▶ Provided data:
----

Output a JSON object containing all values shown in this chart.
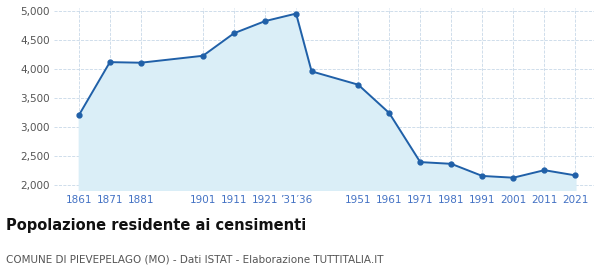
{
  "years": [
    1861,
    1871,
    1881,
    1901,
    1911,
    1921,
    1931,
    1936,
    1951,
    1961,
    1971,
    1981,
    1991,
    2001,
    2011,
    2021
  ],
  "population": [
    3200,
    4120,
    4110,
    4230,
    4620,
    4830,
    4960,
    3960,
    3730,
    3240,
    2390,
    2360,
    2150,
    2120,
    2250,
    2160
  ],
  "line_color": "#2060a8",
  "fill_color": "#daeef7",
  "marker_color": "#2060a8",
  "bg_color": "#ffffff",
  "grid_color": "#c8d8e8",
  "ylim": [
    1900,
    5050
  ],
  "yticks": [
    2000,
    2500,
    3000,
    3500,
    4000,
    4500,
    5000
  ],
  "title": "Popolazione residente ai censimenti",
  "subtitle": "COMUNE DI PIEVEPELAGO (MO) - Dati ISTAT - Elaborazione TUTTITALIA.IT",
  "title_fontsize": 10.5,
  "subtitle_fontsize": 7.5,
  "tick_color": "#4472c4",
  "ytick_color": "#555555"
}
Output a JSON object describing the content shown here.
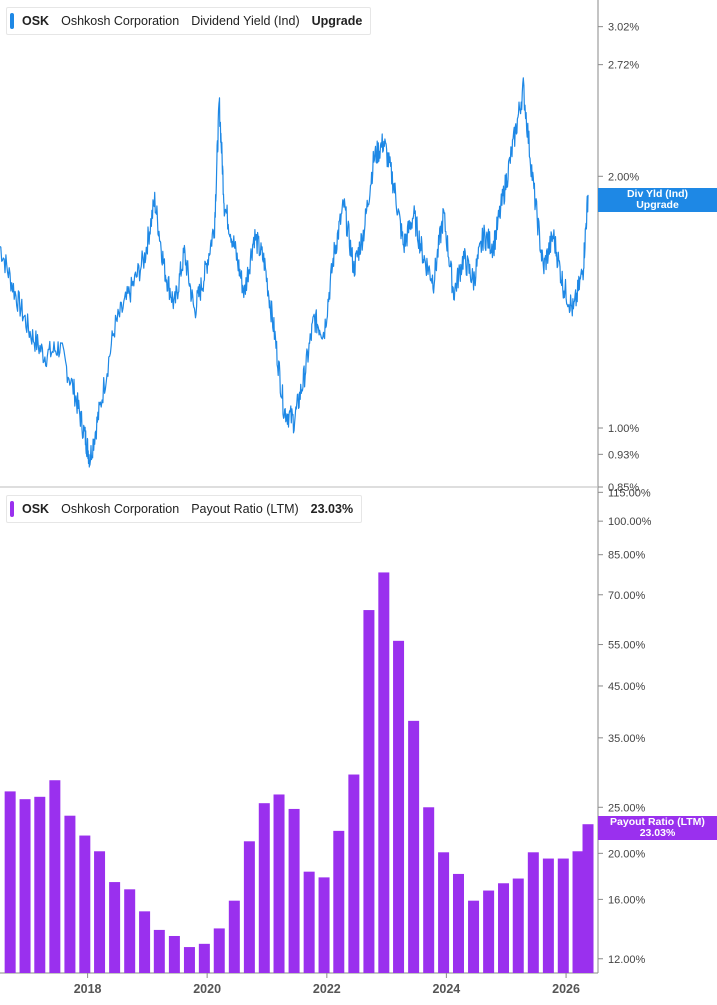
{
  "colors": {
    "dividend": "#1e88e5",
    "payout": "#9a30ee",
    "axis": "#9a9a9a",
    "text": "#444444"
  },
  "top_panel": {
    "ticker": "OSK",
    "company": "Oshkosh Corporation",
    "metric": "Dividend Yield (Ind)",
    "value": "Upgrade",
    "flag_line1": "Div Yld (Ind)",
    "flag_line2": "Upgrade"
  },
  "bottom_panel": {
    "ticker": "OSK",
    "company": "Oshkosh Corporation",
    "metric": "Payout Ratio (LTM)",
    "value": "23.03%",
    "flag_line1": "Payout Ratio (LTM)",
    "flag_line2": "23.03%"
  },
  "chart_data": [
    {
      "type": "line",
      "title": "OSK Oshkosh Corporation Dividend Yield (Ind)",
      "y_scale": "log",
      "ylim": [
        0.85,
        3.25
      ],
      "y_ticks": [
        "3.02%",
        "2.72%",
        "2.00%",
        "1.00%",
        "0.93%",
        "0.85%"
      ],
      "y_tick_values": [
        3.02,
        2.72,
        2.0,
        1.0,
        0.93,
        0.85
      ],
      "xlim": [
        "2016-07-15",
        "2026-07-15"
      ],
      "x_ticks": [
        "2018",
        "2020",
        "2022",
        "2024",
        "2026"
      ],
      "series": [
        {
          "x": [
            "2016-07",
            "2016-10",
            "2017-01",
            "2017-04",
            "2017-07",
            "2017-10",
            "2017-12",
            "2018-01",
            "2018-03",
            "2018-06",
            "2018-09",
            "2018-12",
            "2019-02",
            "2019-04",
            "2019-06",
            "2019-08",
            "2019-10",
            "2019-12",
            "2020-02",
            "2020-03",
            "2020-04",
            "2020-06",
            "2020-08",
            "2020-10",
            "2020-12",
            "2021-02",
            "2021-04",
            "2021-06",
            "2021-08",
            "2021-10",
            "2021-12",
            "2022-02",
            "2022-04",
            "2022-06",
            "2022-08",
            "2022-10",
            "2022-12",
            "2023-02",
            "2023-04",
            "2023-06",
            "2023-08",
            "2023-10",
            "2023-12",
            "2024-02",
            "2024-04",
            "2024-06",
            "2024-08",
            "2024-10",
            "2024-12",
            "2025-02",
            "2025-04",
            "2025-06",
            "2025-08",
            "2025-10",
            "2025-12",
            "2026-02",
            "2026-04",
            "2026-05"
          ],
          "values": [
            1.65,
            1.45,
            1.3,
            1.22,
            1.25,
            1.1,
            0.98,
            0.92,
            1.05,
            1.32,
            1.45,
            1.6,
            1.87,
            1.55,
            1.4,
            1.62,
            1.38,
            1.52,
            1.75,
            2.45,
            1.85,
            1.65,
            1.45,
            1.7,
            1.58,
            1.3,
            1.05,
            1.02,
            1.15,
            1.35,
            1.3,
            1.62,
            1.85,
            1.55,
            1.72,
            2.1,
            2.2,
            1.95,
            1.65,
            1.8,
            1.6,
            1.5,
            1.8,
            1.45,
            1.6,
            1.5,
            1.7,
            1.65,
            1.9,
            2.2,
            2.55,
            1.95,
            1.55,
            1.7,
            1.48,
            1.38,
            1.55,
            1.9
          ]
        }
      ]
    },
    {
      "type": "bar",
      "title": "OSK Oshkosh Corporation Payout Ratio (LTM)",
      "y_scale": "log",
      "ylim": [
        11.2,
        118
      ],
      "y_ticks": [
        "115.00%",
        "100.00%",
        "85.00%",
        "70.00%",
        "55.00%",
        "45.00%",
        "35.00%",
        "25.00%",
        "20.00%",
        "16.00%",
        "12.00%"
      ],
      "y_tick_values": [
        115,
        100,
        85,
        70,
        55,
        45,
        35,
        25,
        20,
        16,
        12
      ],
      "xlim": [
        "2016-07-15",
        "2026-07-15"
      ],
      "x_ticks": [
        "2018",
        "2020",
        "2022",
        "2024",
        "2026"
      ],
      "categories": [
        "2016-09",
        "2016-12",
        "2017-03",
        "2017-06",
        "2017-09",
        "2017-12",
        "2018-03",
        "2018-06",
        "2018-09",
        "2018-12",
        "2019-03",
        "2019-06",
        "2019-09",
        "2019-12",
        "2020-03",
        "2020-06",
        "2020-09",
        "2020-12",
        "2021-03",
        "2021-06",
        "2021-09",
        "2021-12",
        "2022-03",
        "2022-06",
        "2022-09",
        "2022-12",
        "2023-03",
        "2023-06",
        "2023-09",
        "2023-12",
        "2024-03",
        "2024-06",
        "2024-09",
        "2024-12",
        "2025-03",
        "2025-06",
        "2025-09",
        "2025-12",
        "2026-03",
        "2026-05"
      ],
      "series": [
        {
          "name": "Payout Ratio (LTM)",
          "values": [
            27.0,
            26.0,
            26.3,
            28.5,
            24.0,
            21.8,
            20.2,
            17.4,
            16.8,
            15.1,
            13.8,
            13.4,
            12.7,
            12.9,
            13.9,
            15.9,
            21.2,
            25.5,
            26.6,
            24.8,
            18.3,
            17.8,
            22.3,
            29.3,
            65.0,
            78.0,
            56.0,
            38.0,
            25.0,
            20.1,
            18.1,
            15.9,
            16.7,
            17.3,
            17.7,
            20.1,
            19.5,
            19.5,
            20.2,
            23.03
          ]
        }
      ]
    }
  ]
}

----

▶ Work to be completed: Transcribe the records above exactly, omitting every picture they contain.

▶ Reply to the exercise:
Output a JSON object containing all values shown in this chart.
{
  "years": [
    1861,
    1871,
    1881,
    1901,
    1911,
    1921,
    1931,
    1936,
    1951,
    1961,
    1971,
    1981,
    1991,
    2001,
    2011,
    2021
  ],
  "population": [
    3200,
    4120,
    4110,
    4230,
    4620,
    4830,
    4960,
    3960,
    3730,
    3240,
    2390,
    2360,
    2150,
    2120,
    2250,
    2160
  ],
  "line_color": "#2060a8",
  "fill_color": "#daeef7",
  "marker_color": "#2060a8",
  "bg_color": "#ffffff",
  "grid_color": "#c8d8e8",
  "ylim": [
    1900,
    5050
  ],
  "yticks": [
    2000,
    2500,
    3000,
    3500,
    4000,
    4500,
    5000
  ],
  "title": "Popolazione residente ai censimenti",
  "subtitle": "COMUNE DI PIEVEPELAGO (MO) - Dati ISTAT - Elaborazione TUTTITALIA.IT",
  "title_fontsize": 10.5,
  "subtitle_fontsize": 7.5,
  "tick_color": "#4472c4",
  "ytick_color": "#555555"
}
Output a JSON object describing the content shown here.
{
  "colors": {
    "dividend": "#1e88e5",
    "payout": "#9a30ee",
    "axis": "#9a9a9a",
    "text": "#444444"
  },
  "top_panel": {
    "ticker": "OSK",
    "company": "Oshkosh Corporation",
    "metric": "Dividend Yield (Ind)",
    "value": "Upgrade",
    "flag_line1": "Div Yld (Ind)",
    "flag_line2": "Upgrade"
  },
  "bottom_panel": {
    "ticker": "OSK",
    "company": "Oshkosh Corporation",
    "metric": "Payout Ratio (LTM)",
    "value": "23.03%",
    "flag_line1": "Payout Ratio (LTM)",
    "flag_line2": "23.03%"
  },
  "chart_data": [
    {
      "type": "line",
      "title": "OSK Oshkosh Corporation Dividend Yield (Ind)",
      "y_scale": "log",
      "ylim": [
        0.85,
        3.25
      ],
      "y_ticks": [
        "3.02%",
        "2.72%",
        "2.00%",
        "1.00%",
        "0.93%",
        "0.85%"
      ],
      "y_tick_values": [
        3.02,
        2.72,
        2.0,
        1.0,
        0.93,
        0.85
      ],
      "xlim": [
        "2016-07-15",
        "2026-07-15"
      ],
      "x_ticks": [
        "2018",
        "2020",
        "2022",
        "2024",
        "2026"
      ],
      "series": [
        {
          "x": [
            "2016-07",
            "2016-10",
            "2017-01",
            "2017-04",
            "2017-07",
            "2017-10",
            "2017-12",
            "2018-01",
            "2018-03",
            "2018-06",
            "2018-09",
            "2018-12",
            "2019-02",
            "2019-04",
            "2019-06",
            "2019-08",
            "2019-10",
            "2019-12",
            "2020-02",
            "2020-03",
            "2020-04",
            "2020-06",
            "2020-08",
            "2020-10",
            "2020-12",
            "2021-02",
            "2021-04",
            "2021-06",
            "2021-08",
            "2021-10",
            "2021-12",
            "2022-02",
            "2022-04",
            "2022-06",
            "2022-08",
            "2022-10",
            "2022-12",
            "2023-02",
            "2023-04",
            "2023-06",
            "2023-08",
            "2023-10",
            "2023-12",
            "2024-02",
            "2024-04",
            "2024-06",
            "2024-08",
            "2024-10",
            "2024-12",
            "2025-02",
            "2025-04",
            "2025-06",
            "2025-08",
            "2025-10",
            "2025-12",
            "2026-02",
            "2026-04",
            "2026-05"
          ],
          "values": [
            1.65,
            1.45,
            1.3,
            1.22,
            1.25,
            1.1,
            0.98,
            0.92,
            1.05,
            1.32,
            1.45,
            1.6,
            1.87,
            1.55,
            1.4,
            1.62,
            1.38,
            1.52,
            1.75,
            2.45,
            1.85,
            1.65,
            1.45,
            1.7,
            1.58,
            1.3,
            1.05,
            1.02,
            1.15,
            1.35,
            1.3,
            1.62,
            1.85,
            1.55,
            1.72,
            2.1,
            2.2,
            1.95,
            1.65,
            1.8,
            1.6,
            1.5,
            1.8,
            1.45,
            1.6,
            1.5,
            1.7,
            1.65,
            1.9,
            2.2,
            2.55,
            1.95,
            1.55,
            1.7,
            1.48,
            1.38,
            1.55,
            1.9
          ]
        }
      ]
    },
    {
      "type": "bar",
      "title": "OSK Oshkosh Corporation Payout Ratio (LTM)",
      "y_scale": "log",
      "ylim": [
        11.2,
        118
      ],
      "y_ticks": [
        "115.00%",
        "100.00%",
        "85.00%",
        "70.00%",
        "55.00%",
        "45.00%",
        "35.00%",
        "25.00%",
        "20.00%",
        "16.00%",
        "12.00%"
      ],
      "y_tick_values": [
        115,
        100,
        85,
        70,
        55,
        45,
        35,
        25,
        20,
        16,
        12
      ],
      "xlim": [
        "2016-07-15",
        "2026-07-15"
      ],
      "x_ticks": [
        "2018",
        "2020",
        "2022",
        "2024",
        "2026"
      ],
      "categories": [
        "2016-09",
        "2016-12",
        "2017-03",
        "2017-06",
        "2017-09",
        "2017-12",
        "2018-03",
        "2018-06",
        "2018-09",
        "2018-12",
        "2019-03",
        "2019-06",
        "2019-09",
        "2019-12",
        "2020-03",
        "2020-06",
        "2020-09",
        "2020-12",
        "2021-03",
        "2021-06",
        "2021-09",
        "2021-12",
        "2022-03",
        "2022-06",
        "2022-09",
        "2022-12",
        "2023-03",
        "2023-06",
        "2023-09",
        "2023-12",
        "2024-03",
        "2024-06",
        "2024-09",
        "2024-12",
        "2025-03",
        "2025-06",
        "2025-09",
        "2025-12",
        "2026-03",
        "2026-05"
      ],
      "series": [
        {
          "name": "Payout Ratio (LTM)",
          "values": [
            27.0,
            26.0,
            26.3,
            28.5,
            24.0,
            21.8,
            20.2,
            17.4,
            16.8,
            15.1,
            13.8,
            13.4,
            12.7,
            12.9,
            13.9,
            15.9,
            21.2,
            25.5,
            26.6,
            24.8,
            18.3,
            17.8,
            22.3,
            29.3,
            65.0,
            78.0,
            56.0,
            38.0,
            25.0,
            20.1,
            18.1,
            15.9,
            16.7,
            17.3,
            17.7,
            20.1,
            19.5,
            19.5,
            20.2,
            23.03
          ]
        }
      ]
    }
  ]
}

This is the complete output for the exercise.